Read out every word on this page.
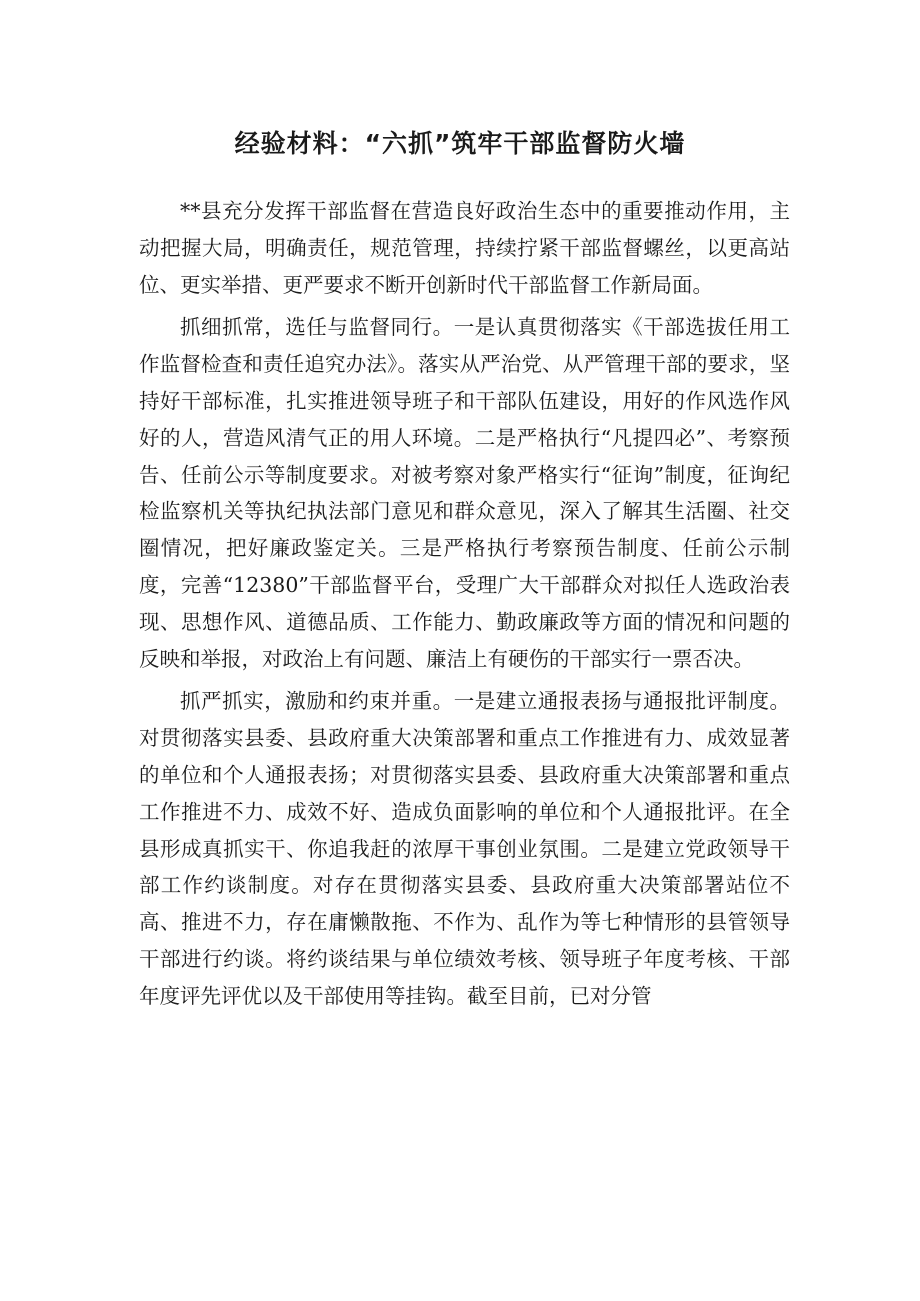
经验材料：“六抓”筑牢干部监督防火墙

**县充分发挥干部监督在营造良好政治生态中的重要推动作用，主动把握大局，明确责任，规范管理，持续拧紧干部监督螺丝，以更高站位、更实举措、更严要求不断开创新时代干部监督工作新局面。

抓细抓常，选任与监督同行。一是认真贯彻落实《干部选拔任用工作监督检查和责任追究办法》。落实从严治党、从严管理干部的要求，坚持好干部标准，扎实推进领导班子和干部队伍建设，用好的作风选作风好的人，营造风清气正的用人环境。二是严格执行“凡提四必”、考察预告、任前公示等制度要求。对被考察对象严格实行“征询”制度，征询纪检监察机关等执纪执法部门意见和群众意见，深入了解其生活圈、社交圈情况，把好廉政鉴定关。三是严格执行考察预告制度、任前公示制度，完善“12380”干部监督平台，受理广大干部群众对拟任人选政治表现、思想作风、道德品质、工作能力、勤政廉政等方面的情况和问题的反映和举报，对政治上有问题、廉洁上有硬伤的干部实行一票否决。

抓严抓实，激励和约束并重。一是建立通报表扬与通报批评制度。对贯彻落实县委、县政府重大决策部署和重点工作推进有力、成效显著的单位和个人通报表扬；对贯彻落实县委、县政府重大决策部署和重点工作推进不力、成效不好、造成负面影响的单位和个人通报批评。在全县形成真抓实干、你追我赶的浓厚干事创业氛围。二是建立党政领导干部工作约谈制度。对存在贯彻落实县委、县政府重大决策部署站位不高、推进不力，存在庸懒散拖、不作为、乱作为等七种情形的县管领导干部进行约谈。将约谈结果与单位绩效考核、领导班子年度考核、干部年度评先评优以及干部使用等挂钩。截至目前，已对分管
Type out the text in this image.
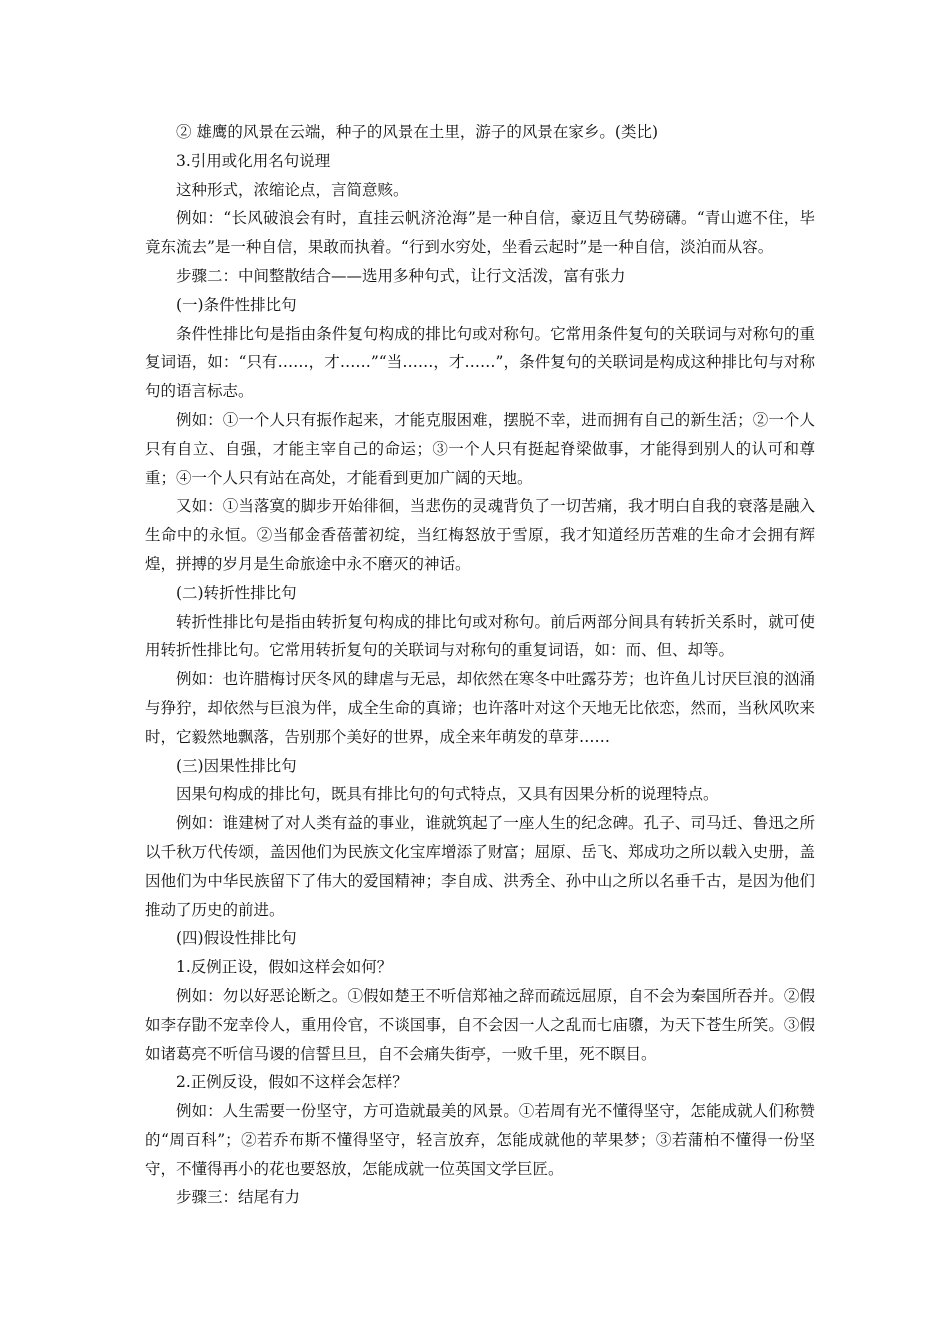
② 雄鹰的风景在云端，种子的风景在土里，游子的风景在家乡。(类比)

3.引用或化用名句说理

这种形式，浓缩论点，言简意赅。

例如：“长风破浪会有时，直挂云帆济沧海”是一种自信，豪迈且气势磅礴。“青山遮不住，毕竟东流去”是一种自信，果敢而执着。“行到水穷处，坐看云起时”是一种自信，淡泊而从容。

步骤二：中间整散结合——选用多种句式，让行文活泼，富有张力

(一)条件性排比句

条件性排比句是指由条件复句构成的排比句或对称句。它常用条件复句的关联词与对称句的重复词语，如：“只有……，才……”“当……，才……”，条件复句的关联词是构成这种排比句与对称句的语言标志。

例如：①一个人只有振作起来，才能克服困难，摆脱不幸，进而拥有自己的新生活；②一个人只有自立、自强，才能主宰自己的命运；③一个人只有挺起脊梁做事，才能得到别人的认可和尊重；④一个人只有站在高处，才能看到更加广阔的天地。

又如：①当落寞的脚步开始徘徊，当悲伤的灵魂背负了一切苦痛，我才明白自我的衰落是融入生命中的永恒。②当郁金香蓓蕾初绽，当红梅怒放于雪原，我才知道经历苦难的生命才会拥有辉煌，拼搏的岁月是生命旅途中永不磨灭的神话。

(二)转折性排比句

转折性排比句是指由转折复句构成的排比句或对称句。前后两部分间具有转折关系时，就可使用转折性排比句。它常用转折复句的关联词与对称句的重复词语，如：而、但、却等。

例如：也许腊梅讨厌冬风的肆虐与无忌，却依然在寒冬中吐露芬芳；也许鱼儿讨厌巨浪的汹涌与狰狞，却依然与巨浪为伴，成全生命的真谛；也许落叶对这个天地无比依恋，然而，当秋风吹来时，它毅然地飘落，告别那个美好的世界，成全来年萌发的草芽……

(三)因果性排比句

因果句构成的排比句，既具有排比句的句式特点，又具有因果分析的说理特点。

例如：谁建树了对人类有益的事业，谁就筑起了一座人生的纪念碑。孔子、司马迁、鲁迅之所以千秋万代传颂，盖因他们为民族文化宝库增添了财富；屈原、岳飞、郑成功之所以载入史册，盖因他们为中华民族留下了伟大的爱国精神；李自成、洪秀全、孙中山之所以名垂千古，是因为他们推动了历史的前进。

(四)假设性排比句

1.反例正设，假如这样会如何？

例如：勿以好恶论断之。①假如楚王不听信郑袖之辞而疏远屈原，自不会为秦国所吞并。②假如李存勖不宠幸伶人，重用伶官，不谈国事，自不会因一人之乱而七庙隳，为天下苍生所笑。③假如诸葛亮不听信马谡的信誓旦旦，自不会痛失街亭，一败千里，死不瞑目。

2.正例反设，假如不这样会怎样？

例如：人生需要一份坚守，方可造就最美的风景。①若周有光不懂得坚守，怎能成就人们称赞的“周百科”；②若乔布斯不懂得坚守，轻言放弃，怎能成就他的苹果梦；③若蒲柏不懂得一份坚守，不懂得再小的花也要怒放，怎能成就一位英国文学巨匠。

步骤三：结尾有力
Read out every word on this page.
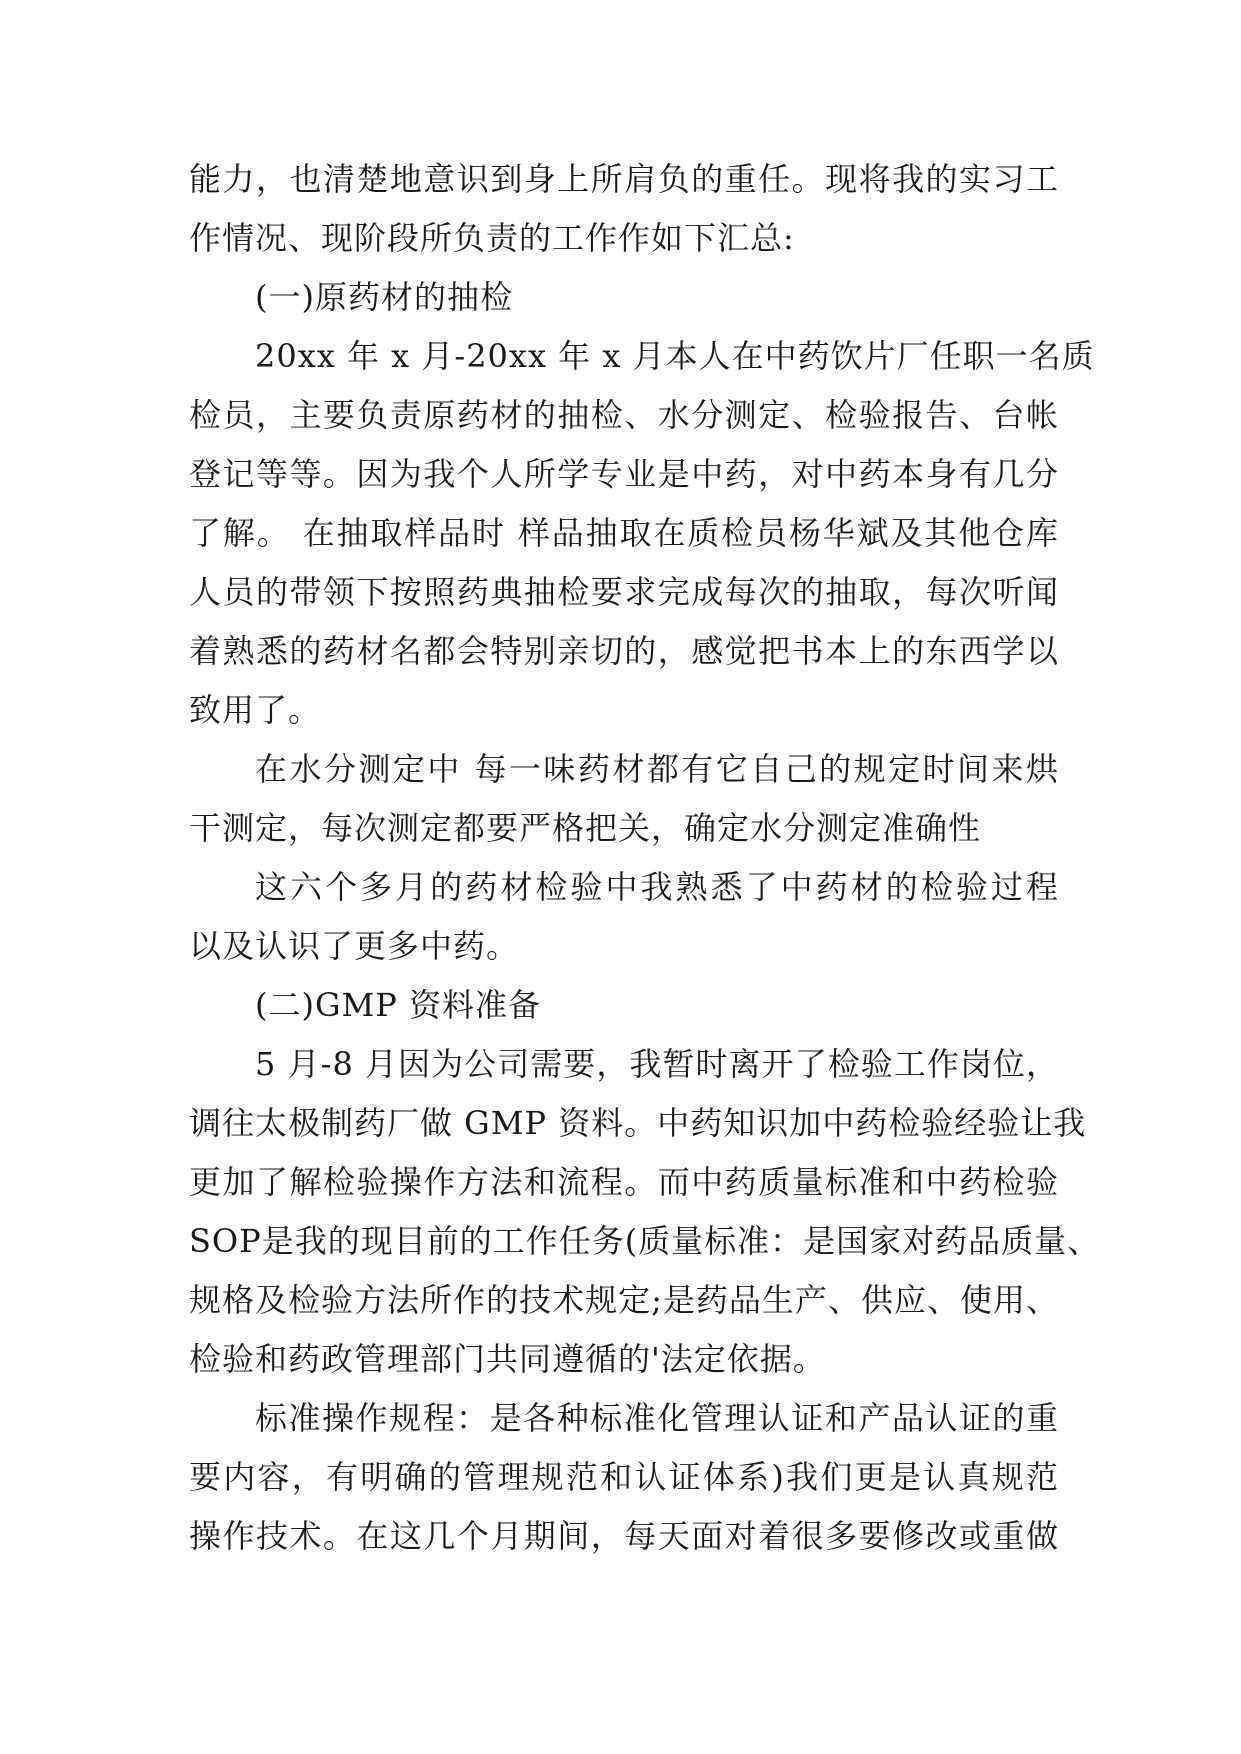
能力，也清楚地意识到身上所肩负的重任。现将我的实习工
作情况、现阶段所负责的工作作如下汇总:
(一)原药材的抽检
20xx 年 x 月-20xx 年 x 月本人在中药饮片厂任职一名质
检员，主要负责原药材的抽检、水分测定、检验报告、台帐
登记等等。因为我个人所学专业是中药，对中药本身有几分
了解。 在抽取样品时 样品抽取在质检员杨华斌及其他仓库
人员的带领下按照药典抽检要求完成每次的抽取，每次听闻
着熟悉的药材名都会特别亲切的，感觉把书本上的东西学以
致用了。
在水分测定中 每一味药材都有它自己的规定时间来烘
干测定，每次测定都要严格把关，确定水分测定准确性
这六个多月的药材检验中我熟悉了中药材的检验过程
以及认识了更多中药。
(二)GMP 资料准备
5 月-8 月因为公司需要，我暂时离开了检验工作岗位，
调往太极制药厂做 GMP 资料。中药知识加中药检验经验让我
更加了解检验操作方法和流程。而中药质量标准和中药检验
SOP是我的现目前的工作任务(质量标准：是国家对药品质量、
规格及检验方法所作的技术规定;是药品生产、供应、使用、
检验和药政管理部门共同遵循的'法定依据。
标准操作规程：是各种标准化管理认证和产品认证的重
要内容，有明确的管理规范和认证体系)我们更是认真规范
操作技术。在这几个月期间，每天面对着很多要修改或重做
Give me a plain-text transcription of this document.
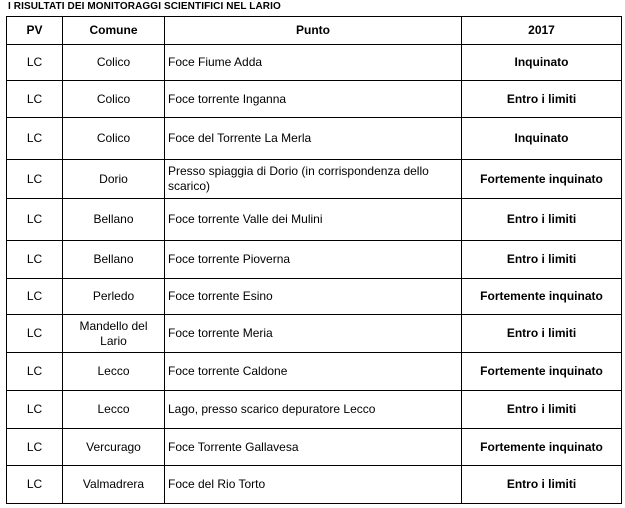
I RISULTATI DEI MONITORAGGI SCIENTIFICI NEL LARIO
PV	Comune	Punto	2017
LC	Colico	Foce Fiume Adda	Inquinato
LC	Colico	Foce torrente Inganna	Entro i limiti
LC	Colico	Foce del Torrente La Merla	Inquinato
LC	Dorio	Presso spiaggia di Dorio (in corrispondenza dello scarico)	Fortemente inquinato
LC	Bellano	Foce torrente Valle dei Mulini	Entro i limiti
LC	Bellano	Foce torrente Pioverna	Entro i limiti
LC	Perledo	Foce torrente Esino	Fortemente inquinato
LC	Mandello del Lario	Foce torrente Meria	Entro i limiti
LC	Lecco	Foce torrente Caldone	Fortemente inquinato
LC	Lecco	Lago, presso scarico depuratore Lecco	Entro i limiti
LC	Vercurago	Foce Torrente Gallavesa	Fortemente inquinato
LC	Valmadrera	Foce del Rio Torto	Entro i limiti
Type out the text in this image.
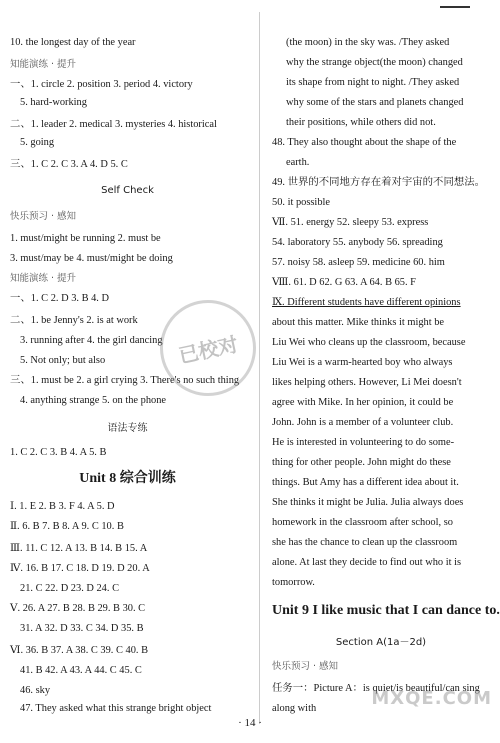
10. the longest day of the year
知能演练 · 提升
一、1. circle 2. position 3. period 4. victory
5. hard-working
二、1. leader 2. medical 3. mysteries 4. historical
5. going
三、1. C 2. C 3. A 4. D 5. C
Self Check
快乐预习 · 感知
1. must/might be running 2. must be
3. must/may be 4. must/might be doing
知能演练 · 提升
一、1. C 2. D 3. B 4. D
二、1. be Jenny's 2. is at work
3. running after 4. the girl dancing
5. Not only; but also
三、1. must be 2. a girl crying 3. There's no such thing
4. anything strange 5. on the phone
语法专练
1. C 2. C 3. B 4. A 5. B
Unit 8 综合训练
Ⅰ. 1. E 2. B 3. F 4. A 5. D
Ⅱ. 6. B 7. B 8. A 9. C 10. B
Ⅲ. 11. C 12. A 13. B 14. B 15. A
Ⅳ. 16. B 17. C 18. D 19. D 20. A
21. C 22. D 23. D 24. C
Ⅴ. 26. A 27. B 28. B 29. B 30. C
31. A 32. D 33. C 34. D 35. B
Ⅵ. 36. B 37. A 38. C 39. C 40. B
41. B 42. A 43. A 44. C 45. C
46. sky
47. They asked what this strange bright object
(the moon) in the sky was. /They asked
why the strange object(the moon) changed
its shape from night to night. /They asked
why some of the stars and planets changed
their positions, while others did not.
48. They also thought about the shape of the
earth.
49. 世界的不同地方存在着对宇宙的不同想法。
50. it possible
Ⅶ. 51. energy 52. sleepy 53. express
54. laboratory 55. anybody 56. spreading
57. noisy 58. asleep 59. medicine 60. him
Ⅷ. 61. D 62. G 63. A 64. B 65. F
Ⅸ. Different students have different opinions
about this matter. Mike thinks it might be
Liu Wei who cleans up the classroom, because
Liu Wei is a warm-hearted boy who always
likes helping others. However, Li Mei doesn't
agree with Mike. In her opinion, it could be
John. John is a member of a volunteer club.
He is interested in volunteering to do some-
thing for other people. John might do these
things. But Amy has a different idea about it.
She thinks it might be Julia. Julia always does
homework in the classroom after school, so
she has the chance to clean up the classroom
alone. At last they decide to find out who it is
tomorrow.
Unit 9 I like music that I can dance to.
Section A(1a－2d)
快乐预习 · 感知
任务一：Picture A：is quiet/is beautiful/can sing
along with
已校对
MXQE.COM
· 14 ·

■ ■ ■

*Task details*.
Check each line of the material above for "with" and say how many lines contain it, giving the number alone.

*Worked solution*.
2